_Exercise details_
Any picture among the records should be left out, please; retype the rest exactly.

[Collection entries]
▬▬▬

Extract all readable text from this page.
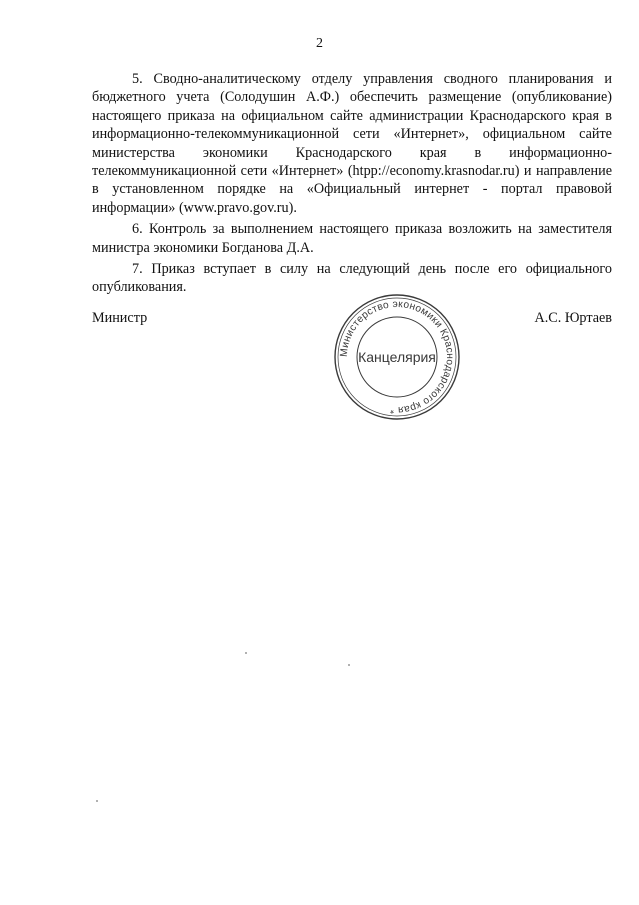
2

5. Сводно-аналитическому отделу управления сводного планирования и бюджетного учета (Солодушин А.Ф.) обеспечить размещение (опубликование) настоящего приказа на официальном сайте администрации Краснодарского края в информационно-телекоммуникационной сети «Интернет», официальном сайте министерства экономики Краснодарского края в информационно-телекоммуникационной сети «Интернет» (htpp://economy.krasnodar.ru) и направление в установленном порядке на «Официальный интернет - портал правовой информации» (www.pravo.gov.ru).

6. Контроль за выполнением настоящего приказа возложить на заместителя министра экономики Богданова Д.А.

7. Приказ вступает в силу на следующий день после его официального опубликования.

Министр	А.С. Юртаев
Министерство экономики Краснодарского края *
Канцелярия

▬▬▬

_Problem solution_
Extract all readable text from this page.
2

5. Сводно-аналитическому отделу управления сводного планирования и бюджетного учета (Солодушин А.Ф.) обеспечить размещение (опубликование) настоящего приказа на официальном сайте администрации Краснодарского края в информационно-телекоммуникационной сети «Интернет», официальном сайте министерства экономики Краснодарского края в информационно-телекоммуникационной сети «Интернет» (htpp://economy.krasnodar.ru) и направление в установленном порядке на «Официальный интернет - портал правовой информации» (www.pravo.gov.ru).

6. Контроль за выполнением настоящего приказа возложить на заместителя министра экономики Богданова Д.А.

7. Приказ вступает в силу на следующий день после его официального опубликования.

Министр	А.С. Юртаев
Министерство экономики Краснодарского края *
Канцелярия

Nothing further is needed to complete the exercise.